---------- Task data ----------
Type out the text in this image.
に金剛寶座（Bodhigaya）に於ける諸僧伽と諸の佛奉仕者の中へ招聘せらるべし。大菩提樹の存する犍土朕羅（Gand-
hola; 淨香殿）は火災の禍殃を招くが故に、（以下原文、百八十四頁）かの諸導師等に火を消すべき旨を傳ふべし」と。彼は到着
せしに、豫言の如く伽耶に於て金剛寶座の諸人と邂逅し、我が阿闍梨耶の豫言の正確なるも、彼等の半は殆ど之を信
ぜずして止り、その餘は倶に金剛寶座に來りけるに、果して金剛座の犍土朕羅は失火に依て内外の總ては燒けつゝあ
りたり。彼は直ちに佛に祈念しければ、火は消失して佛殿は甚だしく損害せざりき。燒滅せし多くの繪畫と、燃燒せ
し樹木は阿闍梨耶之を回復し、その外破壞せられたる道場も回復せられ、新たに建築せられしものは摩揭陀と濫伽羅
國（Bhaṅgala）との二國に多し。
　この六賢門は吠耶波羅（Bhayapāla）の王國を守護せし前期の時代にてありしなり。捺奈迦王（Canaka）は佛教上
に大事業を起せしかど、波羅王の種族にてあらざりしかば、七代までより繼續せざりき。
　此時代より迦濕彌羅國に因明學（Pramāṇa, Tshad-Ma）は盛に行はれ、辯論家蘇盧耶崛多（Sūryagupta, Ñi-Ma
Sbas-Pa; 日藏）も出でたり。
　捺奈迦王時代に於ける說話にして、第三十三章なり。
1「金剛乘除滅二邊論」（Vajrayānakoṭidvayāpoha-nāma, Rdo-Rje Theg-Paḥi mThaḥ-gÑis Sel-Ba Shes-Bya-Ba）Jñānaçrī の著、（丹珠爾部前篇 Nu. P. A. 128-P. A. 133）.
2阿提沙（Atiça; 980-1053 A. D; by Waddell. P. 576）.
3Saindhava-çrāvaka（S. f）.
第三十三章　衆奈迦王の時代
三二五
----------
Given exercise:
Please reproduce each line exactly as written.

The output:
Type out the text in this image.
に金剛寶座（Bodhigaya）に於ける諸僧伽と諸の佛奉仕者の中へ招聘せらるべし。大菩提樹の存する犍土朕羅（Gand-
hola; 淨香殿）は火災の禍殃を招くが故に、（以下原文、百八十四頁）かの諸導師等に火を消すべき旨を傳ふべし」と。彼は到着
せしに、豫言の如く伽耶に於て金剛寶座の諸人と邂逅し、我が阿闍梨耶の豫言の正確なるも、彼等の半は殆ど之を信
ぜずして止り、その餘は倶に金剛寶座に來りけるに、果して金剛座の犍土朕羅は失火に依て内外の總ては燒けつゝあ
りたり。彼は直ちに佛に祈念しければ、火は消失して佛殿は甚だしく損害せざりき。燒滅せし多くの繪畫と、燃燒せ
し樹木は阿闍梨耶之を回復し、その外破壞せられたる道場も回復せられ、新たに建築せられしものは摩揭陀と濫伽羅
國（Bhaṅgala）との二國に多し。
　この六賢門は吠耶波羅（Bhayapāla）の王國を守護せし前期の時代にてありしなり。捺奈迦王（Canaka）は佛教上
に大事業を起せしかど、波羅王の種族にてあらざりしかば、七代までより繼續せざりき。
　此時代より迦濕彌羅國に因明學（Pramāṇa, Tshad-Ma）は盛に行はれ、辯論家蘇盧耶崛多（Sūryagupta, Ñi-Ma
Sbas-Pa; 日藏）も出でたり。
　捺奈迦王時代に於ける說話にして、第三十三章なり。
1「金剛乘除滅二邊論」（Vajrayānakoṭidvayāpoha-nāma, Rdo-Rje Theg-Paḥi mThaḥ-gÑis Sel-Ba Shes-Bya-Ba）Jñānaçrī の著、（丹珠爾部前篇 Nu. P. A. 128-P. A. 133）.
2阿提沙（Atiça; 980-1053 A. D; by Waddell. P. 576）.
3Saindhava-çrāvaka（S. f）.
第三十三章　衆奈迦王の時代
三二五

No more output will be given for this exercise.